Excerpt from a dataset
>>>>>
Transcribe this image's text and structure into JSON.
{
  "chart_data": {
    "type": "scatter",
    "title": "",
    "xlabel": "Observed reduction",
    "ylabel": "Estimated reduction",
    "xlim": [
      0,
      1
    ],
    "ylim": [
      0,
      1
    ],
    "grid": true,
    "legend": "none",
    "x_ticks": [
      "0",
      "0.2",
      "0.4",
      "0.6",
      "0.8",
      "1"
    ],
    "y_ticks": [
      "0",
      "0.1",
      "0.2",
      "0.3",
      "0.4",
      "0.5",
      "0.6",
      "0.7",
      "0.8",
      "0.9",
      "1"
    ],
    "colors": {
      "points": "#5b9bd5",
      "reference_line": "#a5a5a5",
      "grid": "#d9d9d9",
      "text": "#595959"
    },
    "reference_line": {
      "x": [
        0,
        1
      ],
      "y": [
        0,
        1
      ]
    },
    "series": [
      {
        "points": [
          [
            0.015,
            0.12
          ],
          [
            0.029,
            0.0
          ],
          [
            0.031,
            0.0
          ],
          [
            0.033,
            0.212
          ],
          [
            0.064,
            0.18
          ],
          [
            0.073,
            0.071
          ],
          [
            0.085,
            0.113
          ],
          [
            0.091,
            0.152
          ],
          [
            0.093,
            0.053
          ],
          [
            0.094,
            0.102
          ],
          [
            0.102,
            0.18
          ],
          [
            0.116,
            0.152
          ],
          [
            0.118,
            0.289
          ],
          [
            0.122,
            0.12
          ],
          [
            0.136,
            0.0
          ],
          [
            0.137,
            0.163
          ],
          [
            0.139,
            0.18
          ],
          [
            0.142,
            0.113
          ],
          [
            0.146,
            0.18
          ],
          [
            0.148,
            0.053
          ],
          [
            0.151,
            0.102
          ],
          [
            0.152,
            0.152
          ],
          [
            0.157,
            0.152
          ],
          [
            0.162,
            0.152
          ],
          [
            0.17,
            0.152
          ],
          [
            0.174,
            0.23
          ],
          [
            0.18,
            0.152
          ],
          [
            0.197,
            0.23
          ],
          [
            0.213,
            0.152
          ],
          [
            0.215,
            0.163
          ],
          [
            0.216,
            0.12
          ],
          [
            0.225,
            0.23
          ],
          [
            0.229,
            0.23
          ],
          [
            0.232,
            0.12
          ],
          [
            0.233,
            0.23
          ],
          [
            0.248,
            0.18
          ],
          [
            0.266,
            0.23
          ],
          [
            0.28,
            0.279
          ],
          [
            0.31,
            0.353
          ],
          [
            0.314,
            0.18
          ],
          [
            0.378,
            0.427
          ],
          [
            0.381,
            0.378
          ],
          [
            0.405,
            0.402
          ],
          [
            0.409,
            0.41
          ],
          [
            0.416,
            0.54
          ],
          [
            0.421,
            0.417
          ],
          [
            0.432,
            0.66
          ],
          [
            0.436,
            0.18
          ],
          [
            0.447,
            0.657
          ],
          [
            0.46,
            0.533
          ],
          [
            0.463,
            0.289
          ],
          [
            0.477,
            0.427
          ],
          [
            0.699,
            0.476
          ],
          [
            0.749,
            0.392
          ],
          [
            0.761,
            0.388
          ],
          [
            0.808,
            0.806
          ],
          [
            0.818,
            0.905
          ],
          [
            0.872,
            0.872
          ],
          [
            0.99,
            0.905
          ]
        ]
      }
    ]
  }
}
<<<<<
What is required
Each line that holds the word "reduction" should be extracted from the records.

Solution to this exercise
    "xlabel": "Observed reduction",
    "ylabel": "Estimated reduction",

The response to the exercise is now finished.